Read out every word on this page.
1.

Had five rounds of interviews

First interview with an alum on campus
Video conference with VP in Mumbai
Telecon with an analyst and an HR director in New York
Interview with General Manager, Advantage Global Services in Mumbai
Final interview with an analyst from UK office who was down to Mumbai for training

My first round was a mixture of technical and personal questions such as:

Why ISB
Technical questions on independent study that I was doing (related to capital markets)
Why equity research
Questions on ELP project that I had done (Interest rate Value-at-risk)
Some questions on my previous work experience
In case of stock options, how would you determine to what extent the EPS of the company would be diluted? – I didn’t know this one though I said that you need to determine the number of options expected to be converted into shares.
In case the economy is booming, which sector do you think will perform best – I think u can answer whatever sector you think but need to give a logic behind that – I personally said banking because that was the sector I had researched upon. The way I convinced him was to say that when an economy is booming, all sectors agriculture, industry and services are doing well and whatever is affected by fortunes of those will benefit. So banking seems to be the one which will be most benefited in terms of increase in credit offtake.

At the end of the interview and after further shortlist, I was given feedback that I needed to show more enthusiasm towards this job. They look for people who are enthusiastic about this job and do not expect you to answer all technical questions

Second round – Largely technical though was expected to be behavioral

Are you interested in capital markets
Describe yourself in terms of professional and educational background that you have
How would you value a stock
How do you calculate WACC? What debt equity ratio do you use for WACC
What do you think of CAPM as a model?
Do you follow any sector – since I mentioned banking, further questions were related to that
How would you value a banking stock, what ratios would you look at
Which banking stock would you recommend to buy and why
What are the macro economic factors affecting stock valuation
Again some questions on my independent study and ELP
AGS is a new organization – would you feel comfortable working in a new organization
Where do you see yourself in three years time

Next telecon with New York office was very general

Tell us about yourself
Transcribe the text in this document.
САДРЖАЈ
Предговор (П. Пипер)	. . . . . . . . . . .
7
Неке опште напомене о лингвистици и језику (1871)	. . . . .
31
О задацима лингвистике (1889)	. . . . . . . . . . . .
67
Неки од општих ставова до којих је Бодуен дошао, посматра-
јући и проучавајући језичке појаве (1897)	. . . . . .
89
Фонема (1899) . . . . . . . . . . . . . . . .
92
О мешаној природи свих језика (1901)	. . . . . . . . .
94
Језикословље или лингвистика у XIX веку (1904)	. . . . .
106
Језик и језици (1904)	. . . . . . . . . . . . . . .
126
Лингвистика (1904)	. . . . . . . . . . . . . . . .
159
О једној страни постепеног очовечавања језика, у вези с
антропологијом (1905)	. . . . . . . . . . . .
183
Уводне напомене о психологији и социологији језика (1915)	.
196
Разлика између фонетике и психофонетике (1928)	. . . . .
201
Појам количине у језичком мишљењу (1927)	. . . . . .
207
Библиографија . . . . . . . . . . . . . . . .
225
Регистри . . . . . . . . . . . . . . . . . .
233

THE EXERCISE:
Output all of the material, please, exactly as it stands.

FINISHED EXERCISE:
Read out every word on this page.
1.

Had five rounds of interviews

First interview with an alum on campus
Video conference with VP in Mumbai
Telecon with an analyst and an HR director in New York
Interview with General Manager, Advantage Global Services in Mumbai
Final interview with an analyst from UK office who was down to Mumbai for training

My first round was a mixture of technical and personal questions such as:

Why ISB
Technical questions on independent study that I was doing (related to capital markets)
Why equity research
Questions on ELP project that I had done (Interest rate Value-at-risk)
Some questions on my previous work experience
In case of stock options, how would you determine to what extent the EPS of the company would be diluted? – I didn’t know this one though I said that you need to determine the number of options expected to be converted into shares.
In case the economy is booming, which sector do you think will perform best – I think u can answer whatever sector you think but need to give a logic behind that – I personally said banking because that was the sector I had researched upon. The way I convinced him was to say that when an economy is booming, all sectors agriculture, industry and services are doing well and whatever is affected by fortunes of those will benefit. So banking seems to be the one which will be most benefited in terms of increase in credit offtake.

At the end of the interview and after further shortlist, I was given feedback that I needed to show more enthusiasm towards this job. They look for people who are enthusiastic about this job and do not expect you to answer all technical questions

Second round – Largely technical though was expected to be behavioral

Are you interested in capital markets
Describe yourself in terms of professional and educational background that you have
How would you value a stock
How do you calculate WACC? What debt equity ratio do you use for WACC
What do you think of CAPM as a model?
Do you follow any sector – since I mentioned banking, further questions were related to that
How would you value a banking stock, what ratios would you look at
Which banking stock would you recommend to buy and why
What are the macro economic factors affecting stock valuation
Again some questions on my independent study and ELP
AGS is a new organization – would you feel comfortable working in a new organization
Where do you see yourself in three years time

Next telecon with New York office was very general

Tell us about yourself
Transcribe the text in this document.
САДРЖАЈ
Предговор (П. Пипер)	. . . . . . . . . . .
7
Неке опште напомене о лингвистици и језику (1871)	. . . . .
31
О задацима лингвистике (1889)	. . . . . . . . . . . .
67
Неки од општих ставова до којих је Бодуен дошао, посматра-
јући и проучавајући језичке појаве (1897)	. . . . . .
89
Фонема (1899) . . . . . . . . . . . . . . . .
92
О мешаној природи свих језика (1901)	. . . . . . . . .
94
Језикословље или лингвистика у XIX веку (1904)	. . . . .
106
Језик и језици (1904)	. . . . . . . . . . . . . . .
126
Лингвистика (1904)	. . . . . . . . . . . . . . . .
159
О једној страни постепеног очовечавања језика, у вези с
антропологијом (1905)	. . . . . . . . . . . .
183
Уводне напомене о психологији и социологији језика (1915)	.
196
Разлика између фонетике и психофонетике (1928)	. . . . .
201
Појам количине у језичком мишљењу (1927)	. . . . . .
207
Библиографија . . . . . . . . . . . . . . . .
225
Регистри . . . . . . . . . . . . . . . . . .
233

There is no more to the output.